▸ Stated goal
What follows is a listing; restate every line of it word for word.

Records from a dataset:
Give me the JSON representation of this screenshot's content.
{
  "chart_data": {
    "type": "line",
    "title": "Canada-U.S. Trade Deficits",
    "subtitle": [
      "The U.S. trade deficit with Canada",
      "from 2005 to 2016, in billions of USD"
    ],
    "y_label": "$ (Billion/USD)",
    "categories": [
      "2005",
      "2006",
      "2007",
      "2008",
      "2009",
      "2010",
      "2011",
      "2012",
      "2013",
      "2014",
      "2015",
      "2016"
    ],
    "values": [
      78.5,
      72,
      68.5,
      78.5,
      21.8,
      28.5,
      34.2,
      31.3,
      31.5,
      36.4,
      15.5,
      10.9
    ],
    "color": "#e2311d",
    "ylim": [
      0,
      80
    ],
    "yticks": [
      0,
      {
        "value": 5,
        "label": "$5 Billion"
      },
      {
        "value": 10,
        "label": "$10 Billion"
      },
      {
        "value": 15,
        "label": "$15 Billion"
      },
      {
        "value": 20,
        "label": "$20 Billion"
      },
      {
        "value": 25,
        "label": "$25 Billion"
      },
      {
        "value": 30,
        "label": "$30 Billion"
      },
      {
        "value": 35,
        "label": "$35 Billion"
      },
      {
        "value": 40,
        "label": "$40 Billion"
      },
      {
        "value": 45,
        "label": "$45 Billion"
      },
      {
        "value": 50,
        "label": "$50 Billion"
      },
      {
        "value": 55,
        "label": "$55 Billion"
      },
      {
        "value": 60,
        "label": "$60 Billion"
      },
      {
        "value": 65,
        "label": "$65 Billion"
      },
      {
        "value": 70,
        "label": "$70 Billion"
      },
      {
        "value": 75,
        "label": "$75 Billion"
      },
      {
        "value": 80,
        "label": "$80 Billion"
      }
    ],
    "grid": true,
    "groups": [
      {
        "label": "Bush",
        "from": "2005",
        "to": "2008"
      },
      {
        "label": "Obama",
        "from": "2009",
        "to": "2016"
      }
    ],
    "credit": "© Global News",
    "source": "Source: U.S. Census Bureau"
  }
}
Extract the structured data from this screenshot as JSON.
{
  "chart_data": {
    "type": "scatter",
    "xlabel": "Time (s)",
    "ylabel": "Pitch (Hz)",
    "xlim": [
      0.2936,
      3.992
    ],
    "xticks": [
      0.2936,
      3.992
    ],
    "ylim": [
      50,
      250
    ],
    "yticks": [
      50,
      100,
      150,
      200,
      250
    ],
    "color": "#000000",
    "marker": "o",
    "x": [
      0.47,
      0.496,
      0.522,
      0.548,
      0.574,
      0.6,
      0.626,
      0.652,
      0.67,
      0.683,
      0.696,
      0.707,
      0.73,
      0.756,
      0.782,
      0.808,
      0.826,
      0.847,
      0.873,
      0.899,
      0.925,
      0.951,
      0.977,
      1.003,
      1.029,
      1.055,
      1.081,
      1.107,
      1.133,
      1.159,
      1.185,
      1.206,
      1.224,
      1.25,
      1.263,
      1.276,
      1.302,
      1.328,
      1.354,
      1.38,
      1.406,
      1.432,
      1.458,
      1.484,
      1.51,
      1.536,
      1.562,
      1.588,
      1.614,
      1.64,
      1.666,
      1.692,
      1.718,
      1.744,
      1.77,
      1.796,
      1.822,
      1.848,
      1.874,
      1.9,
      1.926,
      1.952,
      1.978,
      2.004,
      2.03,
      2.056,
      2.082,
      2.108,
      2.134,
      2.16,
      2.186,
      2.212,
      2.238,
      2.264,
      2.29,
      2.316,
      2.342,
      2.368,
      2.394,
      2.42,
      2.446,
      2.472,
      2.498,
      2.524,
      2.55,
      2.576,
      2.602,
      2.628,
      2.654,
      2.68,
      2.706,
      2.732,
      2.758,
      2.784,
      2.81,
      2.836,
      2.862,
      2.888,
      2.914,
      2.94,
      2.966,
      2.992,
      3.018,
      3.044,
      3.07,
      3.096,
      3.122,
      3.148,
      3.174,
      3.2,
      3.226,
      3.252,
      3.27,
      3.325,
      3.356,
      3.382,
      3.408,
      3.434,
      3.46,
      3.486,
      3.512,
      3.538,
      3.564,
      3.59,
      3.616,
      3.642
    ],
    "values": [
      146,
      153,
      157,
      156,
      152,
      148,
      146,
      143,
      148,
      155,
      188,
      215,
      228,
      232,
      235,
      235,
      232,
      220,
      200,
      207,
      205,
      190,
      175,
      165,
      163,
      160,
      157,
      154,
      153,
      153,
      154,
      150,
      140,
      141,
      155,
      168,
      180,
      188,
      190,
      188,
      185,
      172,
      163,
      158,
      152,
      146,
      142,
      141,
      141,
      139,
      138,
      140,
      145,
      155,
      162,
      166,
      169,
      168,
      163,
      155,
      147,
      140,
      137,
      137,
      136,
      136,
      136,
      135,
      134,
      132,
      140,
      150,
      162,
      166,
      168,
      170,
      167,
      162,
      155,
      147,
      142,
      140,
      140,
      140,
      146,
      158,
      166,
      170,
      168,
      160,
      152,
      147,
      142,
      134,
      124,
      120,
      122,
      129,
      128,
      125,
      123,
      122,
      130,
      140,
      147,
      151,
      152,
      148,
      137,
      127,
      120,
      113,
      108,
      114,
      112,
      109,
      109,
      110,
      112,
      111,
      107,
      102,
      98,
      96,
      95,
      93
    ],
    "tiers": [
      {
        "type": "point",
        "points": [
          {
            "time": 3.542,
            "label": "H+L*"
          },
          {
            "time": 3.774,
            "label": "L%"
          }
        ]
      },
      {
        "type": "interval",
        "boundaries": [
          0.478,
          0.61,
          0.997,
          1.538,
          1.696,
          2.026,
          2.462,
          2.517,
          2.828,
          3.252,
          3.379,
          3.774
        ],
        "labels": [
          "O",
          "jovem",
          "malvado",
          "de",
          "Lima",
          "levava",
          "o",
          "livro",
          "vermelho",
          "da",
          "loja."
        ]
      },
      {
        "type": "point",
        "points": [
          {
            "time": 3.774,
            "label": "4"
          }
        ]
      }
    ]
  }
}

▸ Answer to the task
Give me the JSON representation of this screenshot's content.
{
  "chart_data": {
    "type": "line",
    "title": "Canada-U.S. Trade Deficits",
    "subtitle": [
      "The U.S. trade deficit with Canada",
      "from 2005 to 2016, in billions of USD"
    ],
    "y_label": "$ (Billion/USD)",
    "categories": [
      "2005",
      "2006",
      "2007",
      "2008",
      "2009",
      "2010",
      "2011",
      "2012",
      "2013",
      "2014",
      "2015",
      "2016"
    ],
    "values": [
      78.5,
      72,
      68.5,
      78.5,
      21.8,
      28.5,
      34.2,
      31.3,
      31.5,
      36.4,
      15.5,
      10.9
    ],
    "color": "#e2311d",
    "ylim": [
      0,
      80
    ],
    "yticks": [
      0,
      {
        "value": 5,
        "label": "$5 Billion"
      },
      {
        "value": 10,
        "label": "$10 Billion"
      },
      {
        "value": 15,
        "label": "$15 Billion"
      },
      {
        "value": 20,
        "label": "$20 Billion"
      },
      {
        "value": 25,
        "label": "$25 Billion"
      },
      {
        "value": 30,
        "label": "$30 Billion"
      },
      {
        "value": 35,
        "label": "$35 Billion"
      },
      {
        "value": 40,
        "label": "$40 Billion"
      },
      {
        "value": 45,
        "label": "$45 Billion"
      },
      {
        "value": 50,
        "label": "$50 Billion"
      },
      {
        "value": 55,
        "label": "$55 Billion"
      },
      {
        "value": 60,
        "label": "$60 Billion"
      },
      {
        "value": 65,
        "label": "$65 Billion"
      },
      {
        "value": 70,
        "label": "$70 Billion"
      },
      {
        "value": 75,
        "label": "$75 Billion"
      },
      {
        "value": 80,
        "label": "$80 Billion"
      }
    ],
    "grid": true,
    "groups": [
      {
        "label": "Bush",
        "from": "2005",
        "to": "2008"
      },
      {
        "label": "Obama",
        "from": "2009",
        "to": "2016"
      }
    ],
    "credit": "© Global News",
    "source": "Source: U.S. Census Bureau"
  }
}
Extract the structured data from this screenshot as JSON.
{
  "chart_data": {
    "type": "scatter",
    "xlabel": "Time (s)",
    "ylabel": "Pitch (Hz)",
    "xlim": [
      0.2936,
      3.992
    ],
    "xticks": [
      0.2936,
      3.992
    ],
    "ylim": [
      50,
      250
    ],
    "yticks": [
      50,
      100,
      150,
      200,
      250
    ],
    "color": "#000000",
    "marker": "o",
    "x": [
      0.47,
      0.496,
      0.522,
      0.548,
      0.574,
      0.6,
      0.626,
      0.652,
      0.67,
      0.683,
      0.696,
      0.707,
      0.73,
      0.756,
      0.782,
      0.808,
      0.826,
      0.847,
      0.873,
      0.899,
      0.925,
      0.951,
      0.977,
      1.003,
      1.029,
      1.055,
      1.081,
      1.107,
      1.133,
      1.159,
      1.185,
      1.206,
      1.224,
      1.25,
      1.263,
      1.276,
      1.302,
      1.328,
      1.354,
      1.38,
      1.406,
      1.432,
      1.458,
      1.484,
      1.51,
      1.536,
      1.562,
      1.588,
      1.614,
      1.64,
      1.666,
      1.692,
      1.718,
      1.744,
      1.77,
      1.796,
      1.822,
      1.848,
      1.874,
      1.9,
      1.926,
      1.952,
      1.978,
      2.004,
      2.03,
      2.056,
      2.082,
      2.108,
      2.134,
      2.16,
      2.186,
      2.212,
      2.238,
      2.264,
      2.29,
      2.316,
      2.342,
      2.368,
      2.394,
      2.42,
      2.446,
      2.472,
      2.498,
      2.524,
      2.55,
      2.576,
      2.602,
      2.628,
      2.654,
      2.68,
      2.706,
      2.732,
      2.758,
      2.784,
      2.81,
      2.836,
      2.862,
      2.888,
      2.914,
      2.94,
      2.966,
      2.992,
      3.018,
      3.044,
      3.07,
      3.096,
      3.122,
      3.148,
      3.174,
      3.2,
      3.226,
      3.252,
      3.27,
      3.325,
      3.356,
      3.382,
      3.408,
      3.434,
      3.46,
      3.486,
      3.512,
      3.538,
      3.564,
      3.59,
      3.616,
      3.642
    ],
    "values": [
      146,
      153,
      157,
      156,
      152,
      148,
      146,
      143,
      148,
      155,
      188,
      215,
      228,
      232,
      235,
      235,
      232,
      220,
      200,
      207,
      205,
      190,
      175,
      165,
      163,
      160,
      157,
      154,
      153,
      153,
      154,
      150,
      140,
      141,
      155,
      168,
      180,
      188,
      190,
      188,
      185,
      172,
      163,
      158,
      152,
      146,
      142,
      141,
      141,
      139,
      138,
      140,
      145,
      155,
      162,
      166,
      169,
      168,
      163,
      155,
      147,
      140,
      137,
      137,
      136,
      136,
      136,
      135,
      134,
      132,
      140,
      150,
      162,
      166,
      168,
      170,
      167,
      162,
      155,
      147,
      142,
      140,
      140,
      140,
      146,
      158,
      166,
      170,
      168,
      160,
      152,
      147,
      142,
      134,
      124,
      120,
      122,
      129,
      128,
      125,
      123,
      122,
      130,
      140,
      147,
      151,
      152,
      148,
      137,
      127,
      120,
      113,
      108,
      114,
      112,
      109,
      109,
      110,
      112,
      111,
      107,
      102,
      98,
      96,
      95,
      93
    ],
    "tiers": [
      {
        "type": "point",
        "points": [
          {
            "time": 3.542,
            "label": "H+L*"
          },
          {
            "time": 3.774,
            "label": "L%"
          }
        ]
      },
      {
        "type": "interval",
        "boundaries": [
          0.478,
          0.61,
          0.997,
          1.538,
          1.696,
          2.026,
          2.462,
          2.517,
          2.828,
          3.252,
          3.379,
          3.774
        ],
        "labels": [
          "O",
          "jovem",
          "malvado",
          "de",
          "Lima",
          "levava",
          "o",
          "livro",
          "vermelho",
          "da",
          "loja."
        ]
      },
      {
        "type": "point",
        "points": [
          {
            "time": 3.774,
            "label": "4"
          }
        ]
      }
    ]
  }
}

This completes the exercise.